• What is asked: Print, exactly and completely, every entry in the data.

• The data:
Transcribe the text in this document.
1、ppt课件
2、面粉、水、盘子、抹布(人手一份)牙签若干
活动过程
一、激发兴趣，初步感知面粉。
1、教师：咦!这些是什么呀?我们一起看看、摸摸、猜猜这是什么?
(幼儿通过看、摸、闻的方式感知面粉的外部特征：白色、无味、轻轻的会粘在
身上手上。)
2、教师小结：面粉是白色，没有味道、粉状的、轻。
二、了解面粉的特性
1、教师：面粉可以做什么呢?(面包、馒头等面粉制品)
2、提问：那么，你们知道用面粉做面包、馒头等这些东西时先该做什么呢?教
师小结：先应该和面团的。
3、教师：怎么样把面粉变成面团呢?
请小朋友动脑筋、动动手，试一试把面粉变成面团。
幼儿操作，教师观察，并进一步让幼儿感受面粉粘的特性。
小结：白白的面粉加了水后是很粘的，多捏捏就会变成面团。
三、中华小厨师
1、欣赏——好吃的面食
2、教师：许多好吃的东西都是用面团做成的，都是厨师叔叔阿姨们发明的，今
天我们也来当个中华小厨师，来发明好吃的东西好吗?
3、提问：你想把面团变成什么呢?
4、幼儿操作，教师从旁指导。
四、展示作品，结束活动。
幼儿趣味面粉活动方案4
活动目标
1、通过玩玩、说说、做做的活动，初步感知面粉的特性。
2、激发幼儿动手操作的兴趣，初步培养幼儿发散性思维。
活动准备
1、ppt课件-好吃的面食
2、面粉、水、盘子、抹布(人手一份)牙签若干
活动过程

• Exercise solution:
Transcribe the text in this document.
1、ppt课件
2、面粉、水、盘子、抹布(人手一份)牙签若干
活动过程
一、激发兴趣，初步感知面粉。
1、教师：咦!这些是什么呀?我们一起看看、摸摸、猜猜这是什么?
(幼儿通过看、摸、闻的方式感知面粉的外部特征：白色、无味、轻轻的会粘在
身上手上。)
2、教师小结：面粉是白色，没有味道、粉状的、轻。
二、了解面粉的特性
1、教师：面粉可以做什么呢?(面包、馒头等面粉制品)
2、提问：那么，你们知道用面粉做面包、馒头等这些东西时先该做什么呢?教
师小结：先应该和面团的。
3、教师：怎么样把面粉变成面团呢?
请小朋友动脑筋、动动手，试一试把面粉变成面团。
幼儿操作，教师观察，并进一步让幼儿感受面粉粘的特性。
小结：白白的面粉加了水后是很粘的，多捏捏就会变成面团。
三、中华小厨师
1、欣赏——好吃的面食
2、教师：许多好吃的东西都是用面团做成的，都是厨师叔叔阿姨们发明的，今
天我们也来当个中华小厨师，来发明好吃的东西好吗?
3、提问：你想把面团变成什么呢?
4、幼儿操作，教师从旁指导。
四、展示作品，结束活动。
幼儿趣味面粉活动方案4
活动目标
1、通过玩玩、说说、做做的活动，初步感知面粉的特性。
2、激发幼儿动手操作的兴趣，初步培养幼儿发散性思维。
活动准备
1、ppt课件-好吃的面食
2、面粉、水、盘子、抹布(人手一份)牙签若干
活动过程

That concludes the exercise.